[Start of Exercise materials]

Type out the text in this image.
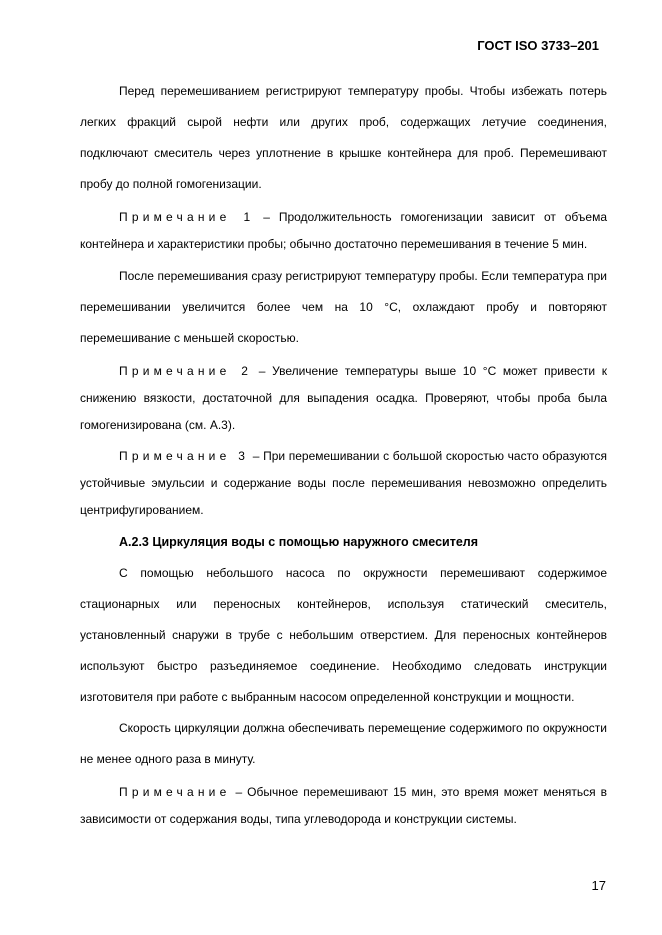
ГОСТ ISO 3733–201

Перед перемешиванием регистрируют температуру пробы. Чтобы избежать потерь легких фракций сырой нефти или других проб, содержащих летучие соединения, подключают смеситель через уплотнение в крышке контейнера для проб. Перемешивают пробу до полной гомогенизации.

Примечание 1 – Продолжительность гомогенизации зависит от объема контейнера и характеристики пробы; обычно достаточно перемешивания в течение 5 мин.

После перемешивания сразу регистрируют температуру пробы. Если температура при перемешивании увеличится более чем на 10 °С, охлаждают пробу и повторяют перемешивание с меньшей скоростью.

Примечание 2 – Увеличение температуры выше 10 °С может привести к снижению вязкости, достаточной для выпадения осадка. Проверяют, чтобы проба была гомогенизирована (см. А.3).

Примечание 3 – При перемешивании с большой скоростью часто образуются устойчивые эмульсии и содержание воды после перемешивания невозможно определить центрифугированием.

А.2.3 Циркуляция воды с помощью наружного смесителя

С помощью небольшого насоса по окружности перемешивают содержимое стационарных или переносных контейнеров, используя статический смеситель, установленный снаружи в трубе с небольшим отверстием. Для переносных контейнеров используют быстро разъединяемое соединение. Необходимо следовать инструкции изготовителя при работе с выбранным насосом определенной конструкции и мощности.

Скорость циркуляции должна обеспечивать перемещение содержимого по окружности не менее одного раза в минуту.

Примечание – Обычное перемешивают 15 мин, это время может меняться в зависимости от содержания воды, типа углеводорода и конструкции системы.

17
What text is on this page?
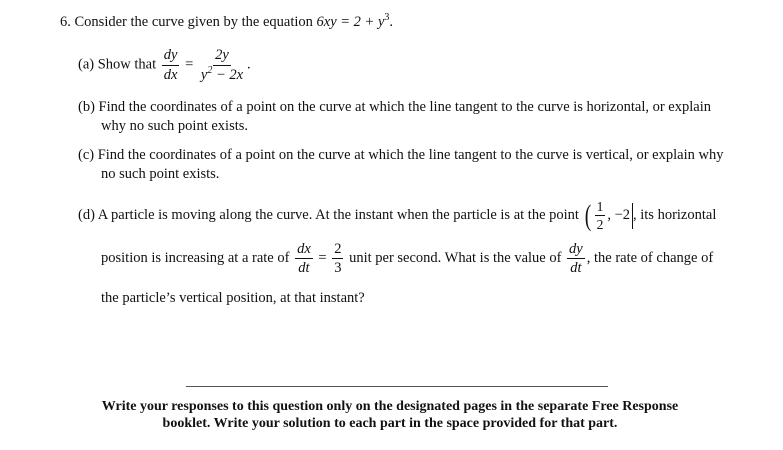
6. Consider the curve given by the equation $6xy = 2 + y^3$.
(a) Show that $\frac{dy}{dx} = \frac{2y}{y^2 - 2x}$ .
(b) Find the coordinates of a point on the curve at which the line tangent to the curve is horizontal, or explain
why no such point exists.
(c) Find the coordinates of a point on the curve at which the line tangent to the curve is vertical, or explain why
no such point exists.
(d) A particle is moving along the curve. At the instant when the particle is at the point ( $\frac{1}{2}$ , −2 , its horizontal
position is increasing at a rate of $\frac{dx}{dt} = \frac{2}{3}$ unit per second. What is the value of $\frac{dy}{dt}$ , the rate of change of
the particle’s vertical position, at that instant?
Write your responses to this question only on the designated pages in the separate Free Response
booklet. Write your solution to each part in the space provided for that part.
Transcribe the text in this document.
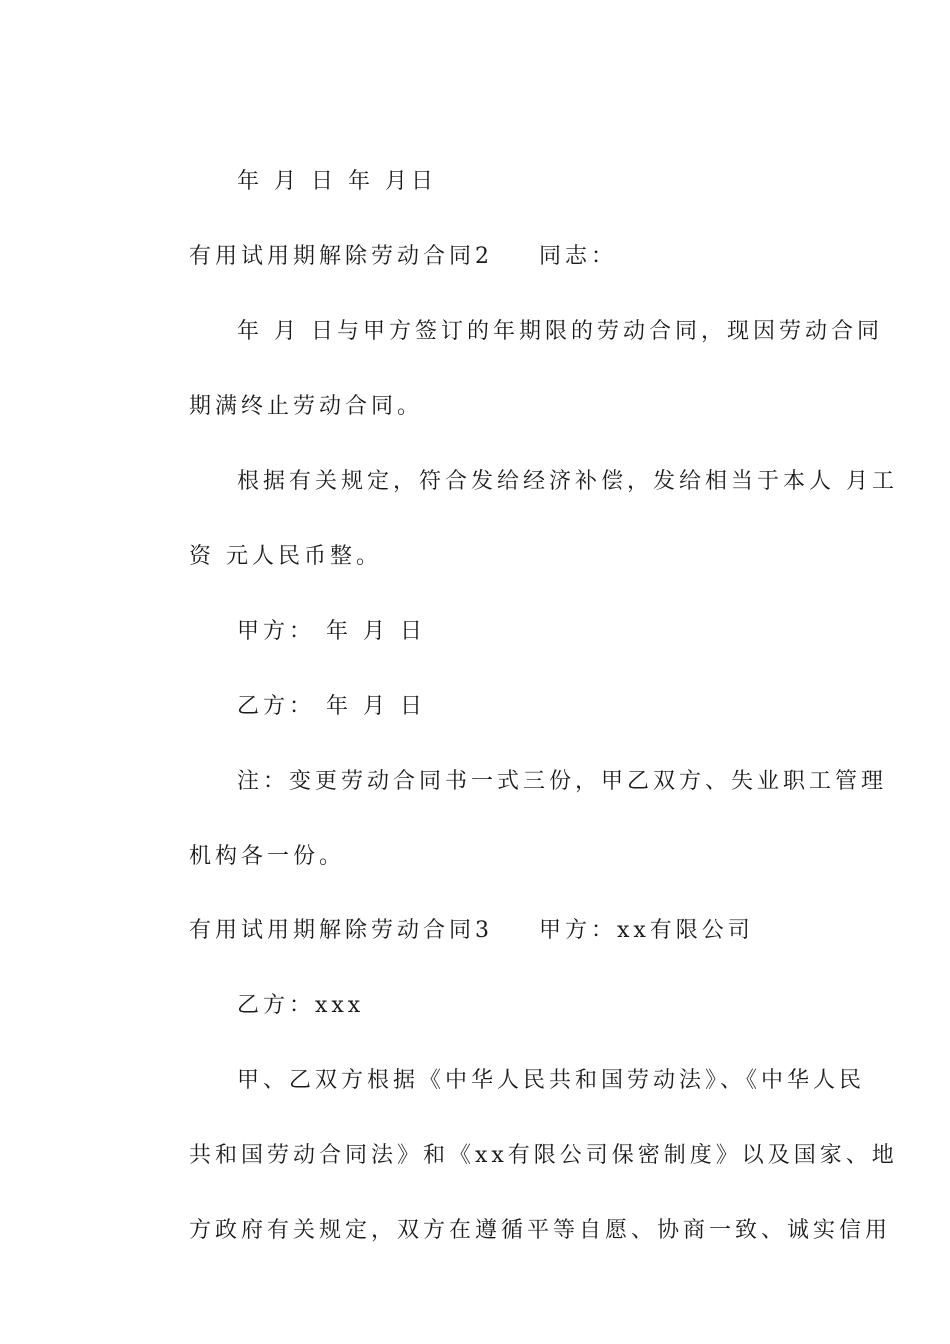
年 月 日 年 月日

有用试用期解除劳动合同2 同志：

年 月 日与甲方签订的年期限的劳动合同，现因劳动合同

期满终止劳动合同。

根据有关规定，符合发给经济补偿，发给相当于本人 月工

资 元人民币整。

甲方： 年 月 日

乙方： 年 月 日

注：变更劳动合同书一式三份，甲乙双方、失业职工管理

机构各一份。

有用试用期解除劳动合同3 甲方：xx有限公司

乙方：xxx

甲、乙双方根据《中华人民共和国劳动法》、《中华人民

共和国劳动合同法》和《xx有限公司保密制度》以及国家、地

方政府有关规定，双方在遵循平等自愿、协商一致、诚实信用
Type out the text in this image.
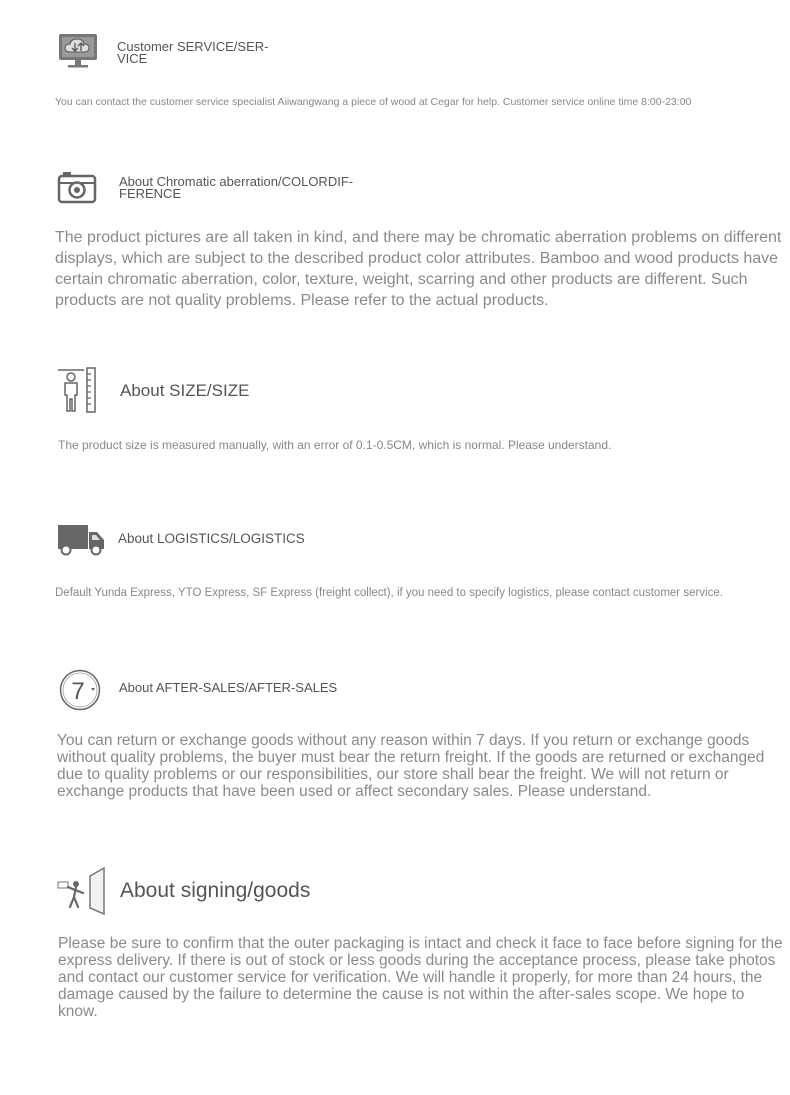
Customer SERVICE/SER-
VICE

You can contact the customer service specialist Aiiwangwang a piece of wood at Cegar for help. Customer service online time 8:00-23:00

About Chromatic aberration/COLORDIF-
FERENCE

The product pictures are all taken in kind, and there may be chromatic aberration problems on different displays, which are subject to the described product color attributes. Bamboo and wood products have certain chromatic aberration, color, texture, weight, scarring and other products are different. Such products are not quality problems. Please refer to the actual products.

About SIZE/SIZE

The product size is measured manually, with an error of 0.1-0.5CM, which is normal. Please understand.

About LOGISTICS/LOGISTICS

Default Yunda Express, YTO Express, SF Express (freight collect), if you need to specify logistics, please contact customer service.

7	About AFTER-SALES/AFTER-SALES

You can return or exchange goods without any reason within 7 days. If you return or exchange goods without quality problems, the buyer must bear the return freight. If the goods are returned or exchanged due to quality problems or our responsibilities, our store shall bear the freight. We will not return or exchange products that have been used or affect secondary sales. Please understand.

About signing/goods

Please be sure to confirm that the outer packaging is intact and check it face to face before signing for the express delivery. If there is out of stock or less goods during the acceptance process, please take photos and contact our customer service for verification. We will handle it properly, for more than 24 hours, the damage caused by the failure to determine the cause is not within the after-sales scope. We hope to know.
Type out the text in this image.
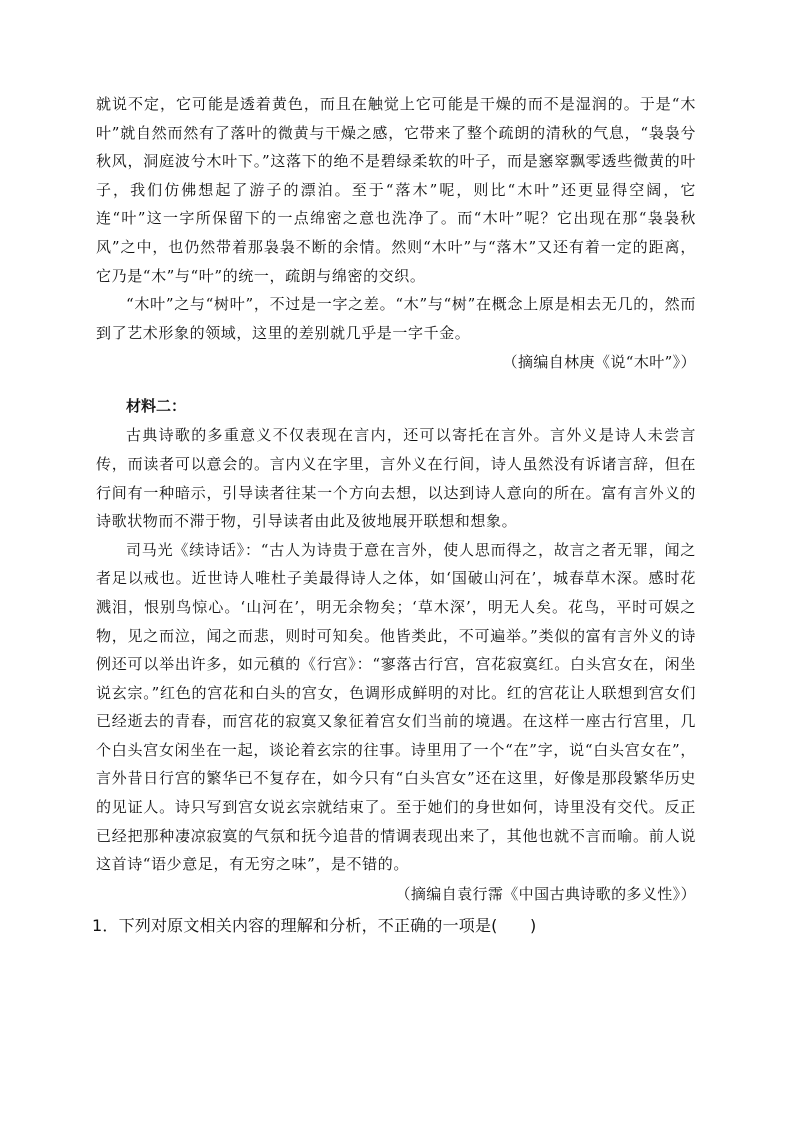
就说不定，它可能是透着黄色，而且在触觉上它可能是干燥的而不是湿润的。于是“木叶”就自然而然有了落叶的微黄与干燥之感，它带来了整个疏朗的清秋的气息，“袅袅兮秋风，洞庭波兮木叶下。”这落下的绝不是碧绿柔软的叶子，而是窸窣飘零透些微黄的叶子，我们仿佛想起了游子的漂泊。至于“落木”呢，则比“木叶”还更显得空阔，它连“叶”这一字所保留下的一点绵密之意也洗净了。而“木叶”呢？它出现在那“袅袅秋风”之中，也仍然带着那袅袅不断的余情。然则“木叶”与“落木”又还有着一定的距离，它乃是“木”与“叶”的统一，疏朗与绵密的交织。

“木叶”之与“树叶”，不过是一字之差。“木”与“树”在概念上原是相去无几的，然而到了艺术形象的领域，这里的差别就几乎是一字千金。

（摘编自林庚《说“木叶”》）

材料二：

古典诗歌的多重意义不仅表现在言内，还可以寄托在言外。言外义是诗人未尝言传，而读者可以意会的。言内义在字里，言外义在行间，诗人虽然没有诉诸言辞，但在行间有一种暗示，引导读者往某一个方向去想，以达到诗人意向的所在。富有言外义的诗歌状物而不滞于物，引导读者由此及彼地展开联想和想象。

司马光《续诗话》：“古人为诗贵于意在言外，使人思而得之，故言之者无罪，闻之者足以戒也。近世诗人唯杜子美最得诗人之体，如‘国破山河在’，城春草木深。感时花溅泪，恨别鸟惊心。‘山河在’，明无余物矣；‘草木深’，明无人矣。花鸟，平时可娱之物，见之而泣，闻之而悲，则时可知矣。他皆类此，不可遍举。”类似的富有言外义的诗例还可以举出许多，如元稹的《行宫》：“寥落古行宫，宫花寂寞红。白头宫女在，闲坐说玄宗。”红色的宫花和白头的宫女，色调形成鲜明的对比。红的宫花让人联想到宫女们已经逝去的青春，而宫花的寂寞又象征着宫女们当前的境遇。在这样一座古行宫里，几个白头宫女闲坐在一起，谈论着玄宗的往事。诗里用了一个“在”字，说“白头宫女在”，言外昔日行宫的繁华已不复存在，如今只有“白头宫女”还在这里，好像是那段繁华历史的见证人。诗只写到宫女说玄宗就结束了。至于她们的身世如何，诗里没有交代。反正已经把那种凄凉寂寞的气氛和抚今追昔的情调表现出来了，其他也就不言而喻。前人说这首诗“语少意足，有无穷之味”，是不错的。

（摘编自袁行霈《中国古典诗歌的多义性》）

1．下列对原文相关内容的理解和分析，不正确的一项是(　　)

[End of Exercise materials]

Task statement – Write the lines above out again exactly, without any of their pictures.

Expected answer –
Type out the text in this image.
ГОСТ ISO 3733–201

Перед перемешиванием регистрируют температуру пробы. Чтобы избежать потерь легких фракций сырой нефти или других проб, содержащих летучие соединения, подключают смеситель через уплотнение в крышке контейнера для проб. Перемешивают пробу до полной гомогенизации.

Примечание 1 – Продолжительность гомогенизации зависит от объема контейнера и характеристики пробы; обычно достаточно перемешивания в течение 5 мин.

После перемешивания сразу регистрируют температуру пробы. Если температура при перемешивании увеличится более чем на 10 °С, охлаждают пробу и повторяют перемешивание с меньшей скоростью.

Примечание 2 – Увеличение температуры выше 10 °С может привести к снижению вязкости, достаточной для выпадения осадка. Проверяют, чтобы проба была гомогенизирована (см. А.3).

Примечание 3 – При перемешивании с большой скоростью часто образуются устойчивые эмульсии и содержание воды после перемешивания невозможно определить центрифугированием.

А.2.3 Циркуляция воды с помощью наружного смесителя

С помощью небольшого насоса по окружности перемешивают содержимое стационарных или переносных контейнеров, используя статический смеситель, установленный снаружи в трубе с небольшим отверстием. Для переносных контейнеров используют быстро разъединяемое соединение. Необходимо следовать инструкции изготовителя при работе с выбранным насосом определенной конструкции и мощности.

Скорость циркуляции должна обеспечивать перемещение содержимого по окружности не менее одного раза в минуту.

Примечание – Обычное перемешивают 15 мин, это время может меняться в зависимости от содержания воды, типа углеводорода и конструкции системы.

17
What text is on this page?
6. Consider the curve given by the equation $6xy = 2 + y^3$.
(a) Show that $\frac{dy}{dx} = \frac{2y}{y^2 - 2x}$ .
(b) Find the coordinates of a point on the curve at which the line tangent to the curve is horizontal, or explain
why no such point exists.
(c) Find the coordinates of a point on the curve at which the line tangent to the curve is vertical, or explain why
no such point exists.
(d) A particle is moving along the curve. At the instant when the particle is at the point ( $\frac{1}{2}$ , −2 , its horizontal
position is increasing at a rate of $\frac{dx}{dt} = \frac{2}{3}$ unit per second. What is the value of $\frac{dy}{dt}$ , the rate of change of
the particle’s vertical position, at that instant?
Write your responses to this question only on the designated pages in the separate Free Response
booklet. Write your solution to each part in the space provided for that part.
Transcribe the text in this document.
年 月 日 年 月日

有用试用期解除劳动合同2 同志：

年 月 日与甲方签订的年期限的劳动合同，现因劳动合同

期满终止劳动合同。

根据有关规定，符合发给经济补偿，发给相当于本人 月工

资 元人民币整。

甲方： 年 月 日

乙方： 年 月 日

注：变更劳动合同书一式三份，甲乙双方、失业职工管理

机构各一份。

有用试用期解除劳动合同3 甲方：xx有限公司

乙方：xxx

甲、乙双方根据《中华人民共和国劳动法》、《中华人民

共和国劳动合同法》和《xx有限公司保密制度》以及国家、地

方政府有关规定，双方在遵循平等自愿、协商一致、诚实信用
Type out the text in this image.
Customer SERVICE/SER-
VICE

You can contact the customer service specialist Aiiwangwang a piece of wood at Cegar for help. Customer service online time 8:00-23:00

About Chromatic aberration/COLORDIF-
FERENCE

The product pictures are all taken in kind, and there may be chromatic aberration problems on different displays, which are subject to the described product color attributes. Bamboo and wood products have certain chromatic aberration, color, texture, weight, scarring and other products are different. Such products are not quality problems. Please refer to the actual products.

About SIZE/SIZE

The product size is measured manually, with an error of 0.1-0.5CM, which is normal. Please understand.

About LOGISTICS/LOGISTICS

Default Yunda Express, YTO Express, SF Express (freight collect), if you need to specify logistics, please contact customer service.

7	About AFTER-SALES/AFTER-SALES

You can return or exchange goods without any reason within 7 days. If you return or exchange goods without quality problems, the buyer must bear the return freight. If the goods are returned or exchanged due to quality problems or our responsibilities, our store shall bear the freight. We will not return or exchange products that have been used or affect secondary sales. Please understand.

About signing/goods

Please be sure to confirm that the outer packaging is intact and check it face to face before signing for the express delivery. If there is out of stock or less goods during the acceptance process, please take photos and contact our customer service for verification. We will handle it properly, for more than 24 hours, the damage caused by the failure to determine the cause is not within the after-sales scope. We hope to know.
Type out the text in this image.
就说不定，它可能是透着黄色，而且在触觉上它可能是干燥的而不是湿润的。于是“木叶”就自然而然有了落叶的微黄与干燥之感，它带来了整个疏朗的清秋的气息，“袅袅兮秋风，洞庭波兮木叶下。”这落下的绝不是碧绿柔软的叶子，而是窸窣飘零透些微黄的叶子，我们仿佛想起了游子的漂泊。至于“落木”呢，则比“木叶”还更显得空阔，它连“叶”这一字所保留下的一点绵密之意也洗净了。而“木叶”呢？它出现在那“袅袅秋风”之中，也仍然带着那袅袅不断的余情。然则“木叶”与“落木”又还有着一定的距离，它乃是“木”与“叶”的统一，疏朗与绵密的交织。

“木叶”之与“树叶”，不过是一字之差。“木”与“树”在概念上原是相去无几的，然而到了艺术形象的领域，这里的差别就几乎是一字千金。

（摘编自林庚《说“木叶”》）

材料二：

古典诗歌的多重意义不仅表现在言内，还可以寄托在言外。言外义是诗人未尝言传，而读者可以意会的。言内义在字里，言外义在行间，诗人虽然没有诉诸言辞，但在行间有一种暗示，引导读者往某一个方向去想，以达到诗人意向的所在。富有言外义的诗歌状物而不滞于物，引导读者由此及彼地展开联想和想象。

司马光《续诗话》：“古人为诗贵于意在言外，使人思而得之，故言之者无罪，闻之者足以戒也。近世诗人唯杜子美最得诗人之体，如‘国破山河在’，城春草木深。感时花溅泪，恨别鸟惊心。‘山河在’，明无余物矣；‘草木深’，明无人矣。花鸟，平时可娱之物，见之而泣，闻之而悲，则时可知矣。他皆类此，不可遍举。”类似的富有言外义的诗例还可以举出许多，如元稹的《行宫》：“寥落古行宫，宫花寂寞红。白头宫女在，闲坐说玄宗。”红色的宫花和白头的宫女，色调形成鲜明的对比。红的宫花让人联想到宫女们已经逝去的青春，而宫花的寂寞又象征着宫女们当前的境遇。在这样一座古行宫里，几个白头宫女闲坐在一起，谈论着玄宗的往事。诗里用了一个“在”字，说“白头宫女在”，言外昔日行宫的繁华已不复存在，如今只有“白头宫女”还在这里，好像是那段繁华历史的见证人。诗只写到宫女说玄宗就结束了。至于她们的身世如何，诗里没有交代。反正已经把那种凄凉寂寞的气氛和抚今追昔的情调表现出来了，其他也就不言而喻。前人说这首诗“语少意足，有无穷之味”，是不错的。

（摘编自袁行霈《中国古典诗歌的多义性》）

1．下列对原文相关内容的理解和分析，不正确的一项是(　　)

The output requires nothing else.